## Begin

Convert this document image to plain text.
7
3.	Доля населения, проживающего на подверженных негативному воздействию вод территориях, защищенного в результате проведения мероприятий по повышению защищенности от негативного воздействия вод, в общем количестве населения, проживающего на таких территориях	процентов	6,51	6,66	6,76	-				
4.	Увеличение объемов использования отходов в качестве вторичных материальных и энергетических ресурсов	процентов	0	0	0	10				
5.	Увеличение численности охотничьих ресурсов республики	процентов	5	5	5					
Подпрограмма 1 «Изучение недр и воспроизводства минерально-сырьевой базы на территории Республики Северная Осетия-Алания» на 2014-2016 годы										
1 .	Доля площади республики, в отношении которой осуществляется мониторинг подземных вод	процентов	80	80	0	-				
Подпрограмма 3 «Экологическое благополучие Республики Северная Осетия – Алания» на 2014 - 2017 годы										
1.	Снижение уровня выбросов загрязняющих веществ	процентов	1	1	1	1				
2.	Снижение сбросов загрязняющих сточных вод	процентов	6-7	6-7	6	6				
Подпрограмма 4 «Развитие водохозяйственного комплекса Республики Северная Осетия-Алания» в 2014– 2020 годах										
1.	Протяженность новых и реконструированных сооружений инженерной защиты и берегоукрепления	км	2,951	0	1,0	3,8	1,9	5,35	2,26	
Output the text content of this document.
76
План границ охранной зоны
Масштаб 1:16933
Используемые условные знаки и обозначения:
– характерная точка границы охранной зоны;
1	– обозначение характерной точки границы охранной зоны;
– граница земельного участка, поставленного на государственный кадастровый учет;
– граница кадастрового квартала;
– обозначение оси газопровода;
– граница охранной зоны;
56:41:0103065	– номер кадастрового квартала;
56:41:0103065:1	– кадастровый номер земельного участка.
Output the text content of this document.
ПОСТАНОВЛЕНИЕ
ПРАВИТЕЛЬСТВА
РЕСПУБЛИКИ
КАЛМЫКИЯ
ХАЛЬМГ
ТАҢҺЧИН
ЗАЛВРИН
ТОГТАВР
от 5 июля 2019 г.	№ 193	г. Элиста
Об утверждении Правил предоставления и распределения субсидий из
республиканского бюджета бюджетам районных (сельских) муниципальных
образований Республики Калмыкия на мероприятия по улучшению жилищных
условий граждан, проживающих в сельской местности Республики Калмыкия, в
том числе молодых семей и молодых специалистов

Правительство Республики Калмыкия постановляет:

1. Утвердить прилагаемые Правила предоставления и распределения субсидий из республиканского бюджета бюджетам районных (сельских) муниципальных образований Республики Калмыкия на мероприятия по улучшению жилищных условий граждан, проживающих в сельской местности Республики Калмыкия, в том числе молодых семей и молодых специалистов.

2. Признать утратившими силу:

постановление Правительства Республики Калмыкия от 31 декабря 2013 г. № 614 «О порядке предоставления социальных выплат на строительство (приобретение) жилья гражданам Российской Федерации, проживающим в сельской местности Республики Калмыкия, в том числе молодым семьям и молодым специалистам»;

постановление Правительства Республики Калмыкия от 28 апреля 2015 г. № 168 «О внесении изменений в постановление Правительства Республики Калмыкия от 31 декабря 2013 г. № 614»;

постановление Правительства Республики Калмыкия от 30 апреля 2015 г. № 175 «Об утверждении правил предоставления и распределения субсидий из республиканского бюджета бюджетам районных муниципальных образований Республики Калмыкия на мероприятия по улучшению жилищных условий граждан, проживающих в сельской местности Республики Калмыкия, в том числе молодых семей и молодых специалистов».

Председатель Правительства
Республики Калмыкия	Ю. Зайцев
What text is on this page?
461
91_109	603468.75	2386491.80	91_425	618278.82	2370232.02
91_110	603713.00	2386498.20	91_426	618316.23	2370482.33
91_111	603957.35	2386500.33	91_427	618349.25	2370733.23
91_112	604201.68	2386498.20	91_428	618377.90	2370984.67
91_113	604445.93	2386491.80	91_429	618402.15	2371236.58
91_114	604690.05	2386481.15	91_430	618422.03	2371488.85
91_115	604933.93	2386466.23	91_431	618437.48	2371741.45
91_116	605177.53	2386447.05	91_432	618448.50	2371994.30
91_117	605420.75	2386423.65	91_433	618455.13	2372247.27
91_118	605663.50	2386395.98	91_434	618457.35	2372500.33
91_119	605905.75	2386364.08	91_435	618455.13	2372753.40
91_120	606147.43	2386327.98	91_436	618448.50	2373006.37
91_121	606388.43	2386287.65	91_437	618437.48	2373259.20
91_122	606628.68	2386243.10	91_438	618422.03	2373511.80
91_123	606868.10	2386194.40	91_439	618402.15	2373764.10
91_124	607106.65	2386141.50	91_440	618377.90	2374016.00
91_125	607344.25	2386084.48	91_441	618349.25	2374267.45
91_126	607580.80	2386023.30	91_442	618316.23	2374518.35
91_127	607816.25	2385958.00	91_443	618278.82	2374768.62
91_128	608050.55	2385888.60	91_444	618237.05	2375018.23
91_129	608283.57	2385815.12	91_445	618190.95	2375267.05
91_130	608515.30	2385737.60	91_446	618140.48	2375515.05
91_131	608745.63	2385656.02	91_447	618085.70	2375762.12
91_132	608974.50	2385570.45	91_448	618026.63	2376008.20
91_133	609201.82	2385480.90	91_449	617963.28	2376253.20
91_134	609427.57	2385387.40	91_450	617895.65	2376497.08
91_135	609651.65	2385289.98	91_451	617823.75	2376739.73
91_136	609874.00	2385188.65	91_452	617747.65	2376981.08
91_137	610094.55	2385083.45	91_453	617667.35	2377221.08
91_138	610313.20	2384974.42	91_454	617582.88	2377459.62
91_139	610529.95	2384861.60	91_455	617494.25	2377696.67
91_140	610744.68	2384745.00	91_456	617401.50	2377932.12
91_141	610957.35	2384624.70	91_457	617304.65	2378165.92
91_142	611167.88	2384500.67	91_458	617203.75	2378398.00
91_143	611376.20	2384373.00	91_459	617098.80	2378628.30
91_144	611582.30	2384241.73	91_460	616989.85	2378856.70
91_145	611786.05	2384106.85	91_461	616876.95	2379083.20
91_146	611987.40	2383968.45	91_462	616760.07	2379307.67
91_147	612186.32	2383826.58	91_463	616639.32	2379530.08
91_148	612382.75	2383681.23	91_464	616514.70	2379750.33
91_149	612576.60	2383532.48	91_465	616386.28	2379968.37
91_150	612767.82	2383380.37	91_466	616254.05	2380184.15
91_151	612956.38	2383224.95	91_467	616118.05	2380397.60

## End

Find every line in the records above that holds the word "загрязняющих", and copy each one.

**Response for this exercise**
1.	Снижение уровня выбросов загрязняющих веществ	процентов	1	1	1	1				
2.	Снижение сбросов загрязняющих сточных вод	процентов	6-7	6-7	6	6				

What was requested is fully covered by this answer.